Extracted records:
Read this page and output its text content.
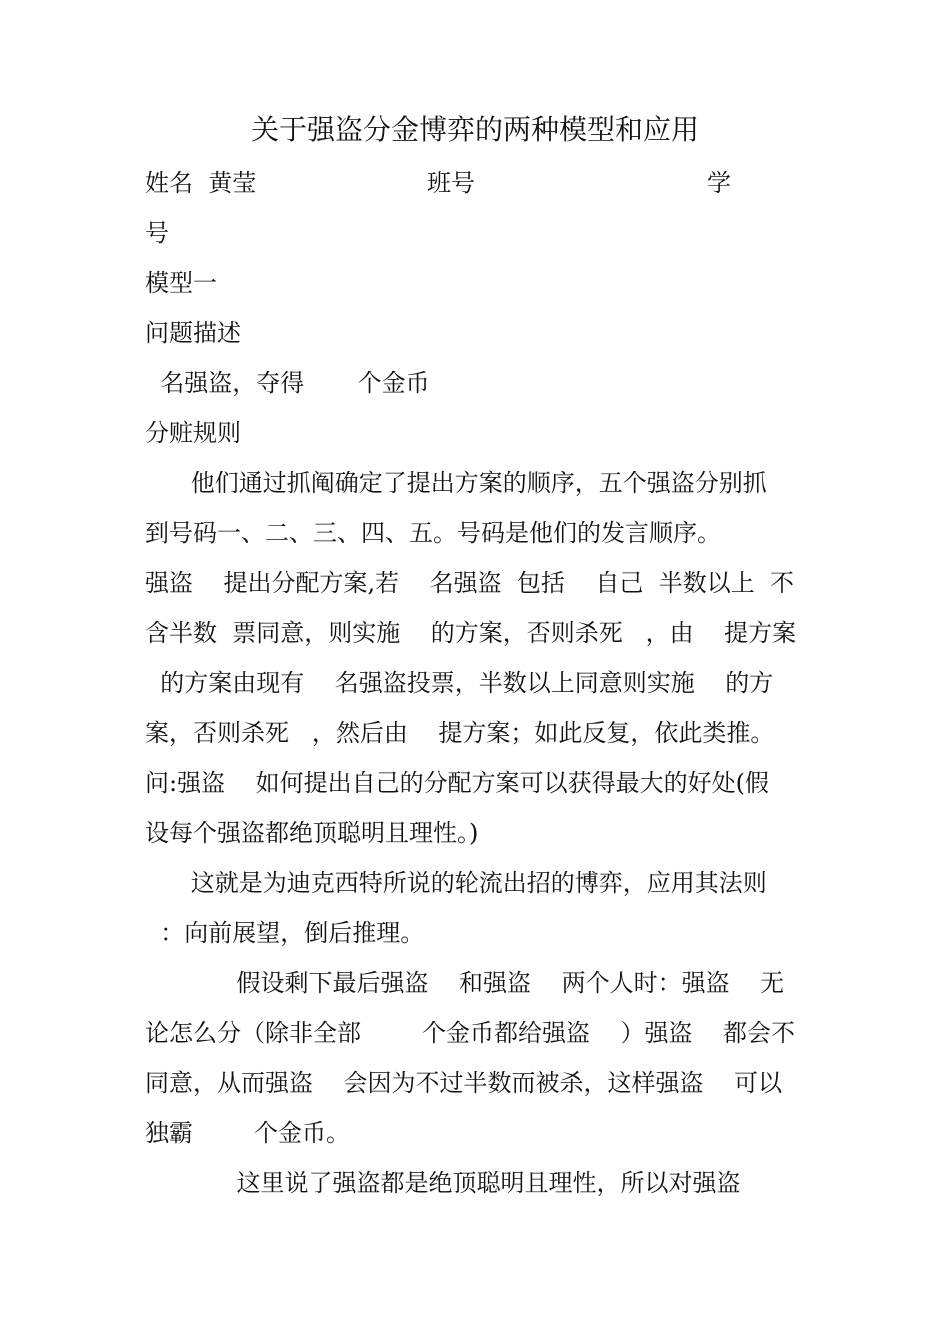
关于强盗分金博弈的两种模型和应用
姓名  黄莹	班号	学
号
模型一
问题描述
名强盗，夺得       个金币
分赃规则
他们通过抓阄确定了提出方案的顺序，五个强盗分别抓
到号码一、二、三、四、五。号码是他们的发言顺序。
强盗    提出分配方案,若    名强盗  包括    自己  半数以上  不
含半数  票同意，则实施    的方案，否则杀死   ，由    提方案
的方案由现有    名强盗投票，半数以上同意则实施    的方
案，否则杀死   ，然后由    提方案；如此反复，依此类推。
问:强盗    如何提出自己的分配方案可以获得最大的好处(假
设每个强盗都绝顶聪明且理性。)
这就是为迪克西特所说的轮流出招的博弈，应用其法则
：向前展望，倒后推理。
假设剩下最后强盗    和强盗    两个人时：强盗    无
论怎么分（除非全部        个金币都给强盗    ）强盗    都会不
同意，从而强盗    会因为不过半数而被杀，这样强盗    可以
独霸        个金币。
这里说了强盗都是绝顶聪明且理性，所以对强盗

** Task requirements **
Using the material above, return every line exactly as it appears, minus the pictures.

** Result of this task **
Read this page and output its text content.
关于强盗分金博弈的两种模型和应用
姓名  黄莹	班号	学
号
模型一
问题描述
名强盗，夺得       个金币
分赃规则
他们通过抓阄确定了提出方案的顺序，五个强盗分别抓
到号码一、二、三、四、五。号码是他们的发言顺序。
强盗    提出分配方案,若    名强盗  包括    自己  半数以上  不
含半数  票同意，则实施    的方案，否则杀死   ，由    提方案
的方案由现有    名强盗投票，半数以上同意则实施    的方
案，否则杀死   ，然后由    提方案；如此反复，依此类推。
问:强盗    如何提出自己的分配方案可以获得最大的好处(假
设每个强盗都绝顶聪明且理性。)
这就是为迪克西特所说的轮流出招的博弈，应用其法则
：向前展望，倒后推理。
假设剩下最后强盗    和强盗    两个人时：强盗    无
论怎么分（除非全部        个金币都给强盗    ）强盗    都会不
同意，从而强盗    会因为不过半数而被杀，这样强盗    可以
独霸        个金币。
这里说了强盗都是绝顶聪明且理性，所以对强盗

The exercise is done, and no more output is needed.